Exercise
Isolate every line in the data with the string "single" and copy it.

Supplied information
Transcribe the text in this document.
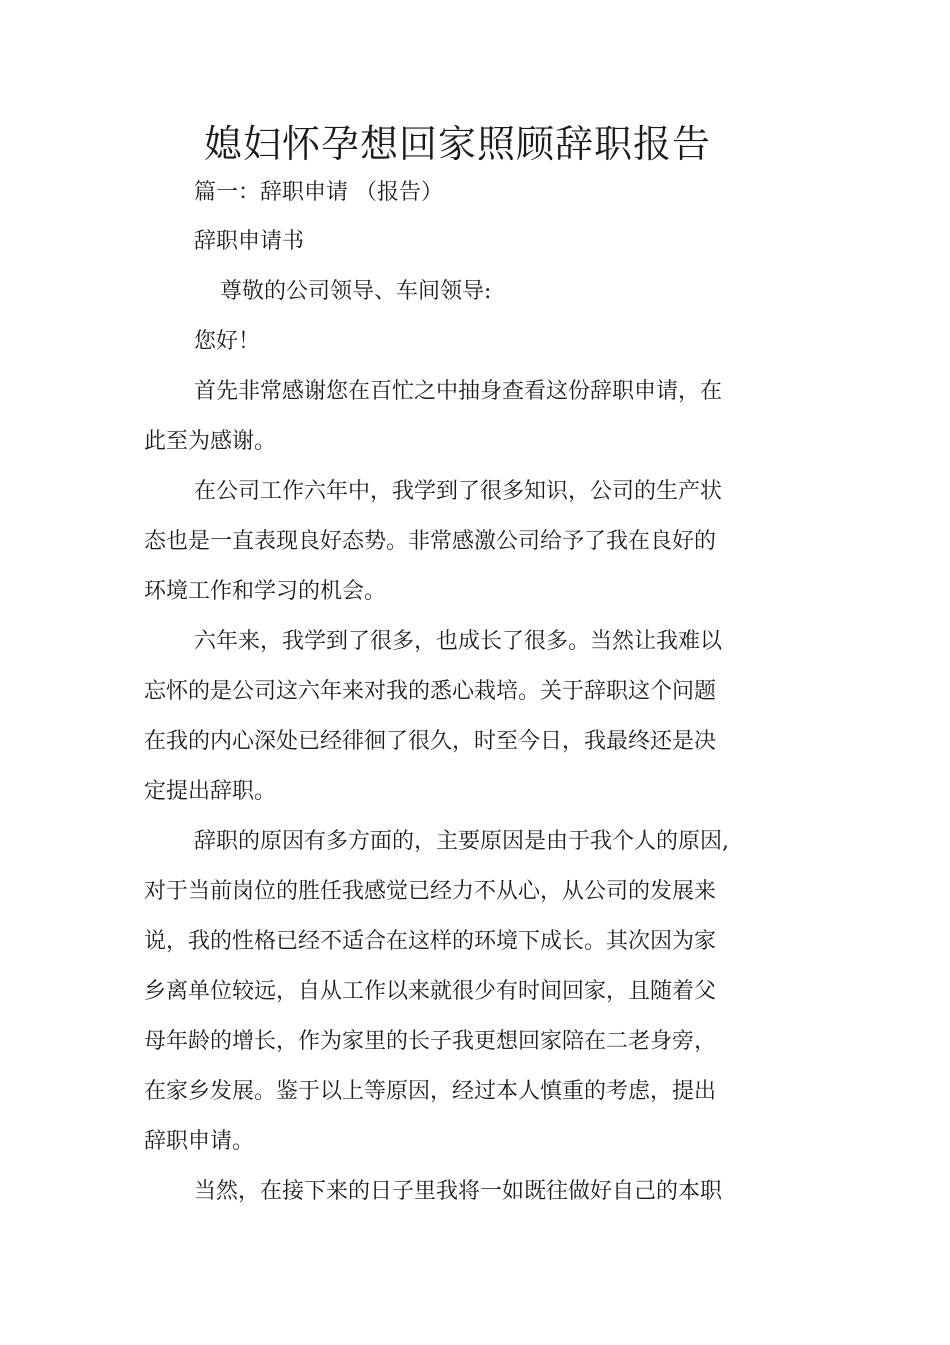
媳妇怀孕想回家照顾辞职报告
篇一：辞职申请 （报告）
辞职申请书
尊敬的公司领导、车间领导:
您好！
首先非常感谢您在百忙之中抽身查看这份辞职申请，在
此至为感谢。
在公司工作六年中，我学到了很多知识，公司的生产状
态也是一直表现良好态势。非常感激公司给予了我在良好的
环境工作和学习的机会。
六年来，我学到了很多，也成长了很多。当然让我难以
忘怀的是公司这六年来对我的悉心栽培。关于辞职这个问题
在我的内心深处已经徘徊了很久，时至今日，我最终还是决
定提出辞职。
辞职的原因有多方面的，主要原因是由于我个人的原因,
对于当前岗位的胜任我感觉已经力不从心，从公司的发展来
说，我的性格已经不适合在这样的环境下成长。其次因为家
乡离单位较远，自从工作以来就很少有时间回家，且随着父
母年龄的增长，作为家里的长子我更想回家陪在二老身旁，
在家乡发展。鉴于以上等原因，经过本人慎重的考虑，提出
辞职申请。
当然，在接下来的日子里我将一如既往做好自己的本职
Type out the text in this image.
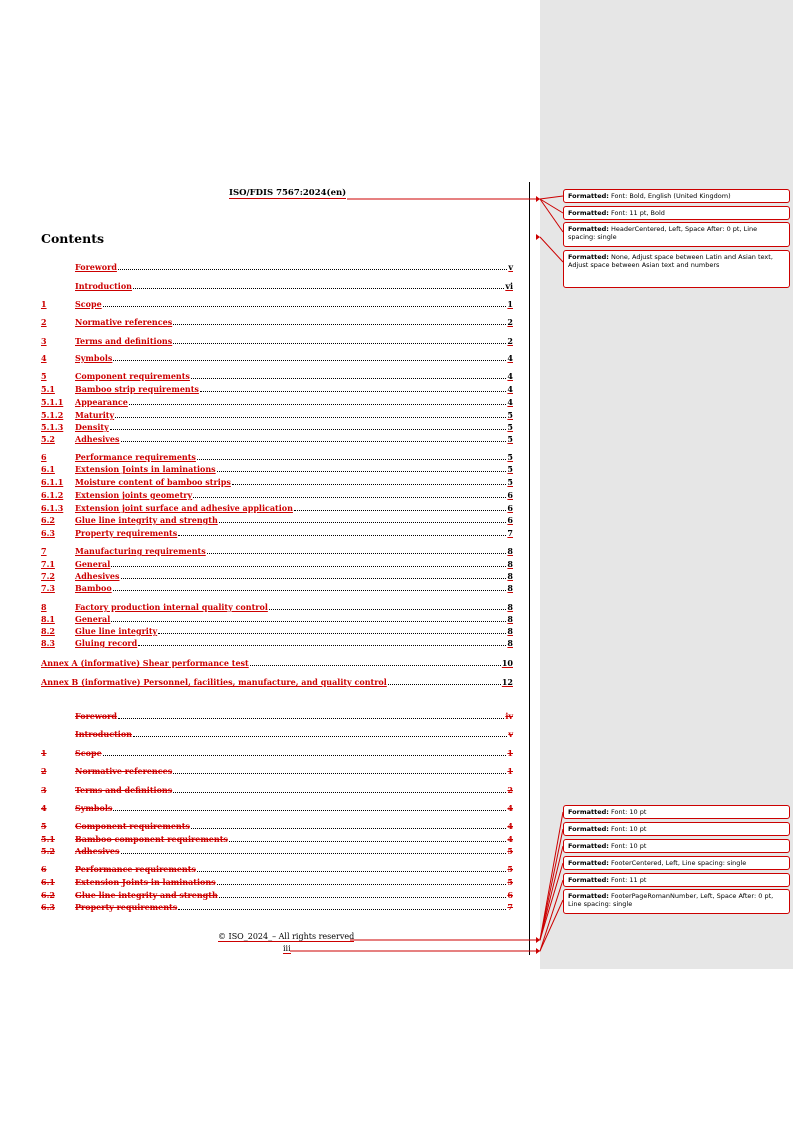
ISO/FDIS 7567:2024(en)
Contents
Foreword	v
Introduction	vi
1	Scope	1
2	Normative references	2
3	Terms and definitions	2
4	Symbols	4
5	Component requirements	4
5.1	Bamboo strip requirements	4
5.1.1	Appearance	4
5.1.2	Maturity	5
5.1.3	Density	5
5.2	Adhesives	5
6	Performance requirements	5
6.1	Extension Joints in laminations	5
6.1.1	Moisture content of bamboo strips	5
6.1.2	Extension joints geometry	6
6.1.3	Extension joint surface and adhesive application	6
6.2	Glue line integrity and strength	6
6.3	Property requirements	7
7	Manufacturing requirements	8
7.1	General	8
7.2	Adhesives	8
7.3	Bamboo	8
8	Factory production internal quality control	8
8.1	General	8
8.2	Glue line integrity	8
8.3	Gluing record	8
Annex A (informative) Shear performance test	10
Annex B (informative) Personnel, facilities, manufacture, and quality control	12
Foreword	iv
Introduction	v
1	Scope	1
2	Normative references	1
3	Terms and definitions	2
4	Symbols	4
5	Component requirements	4
5.1	Bamboo component requirements	4
5.2	Adhesives	5
6	Performance requirements	5
6.1	Extension Joints in laminations	5
6.2	Glue line integrity and strength	6
6.3	Property requirements	7
© ISO_2024_– All rights reserved
iii
Formatted: Font: Bold, English (United Kingdom)
Formatted: Font: 11 pt, Bold
Formatted: HeaderCentered, Left, Space After: 0 pt, Line spacing: single
Formatted: None, Adjust space between Latin and Asian text, Adjust space between Asian text and numbers
Formatted: Font: 10 pt
Formatted: Font: 10 pt
Formatted: Font: 10 pt
Formatted: FooterCentered, Left, Line spacing: single
Formatted: Font: 11 pt
Formatted: FooterPageRomanNumber, Left, Space After: 0 pt, Line spacing: single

Result of the task
Formatted: HeaderCentered, Left, Space After: 0 pt, Line spacing: single
Formatted: FooterCentered, Left, Line spacing: single
Formatted: FooterPageRomanNumber, Left, Space After: 0 pt, Line spacing: single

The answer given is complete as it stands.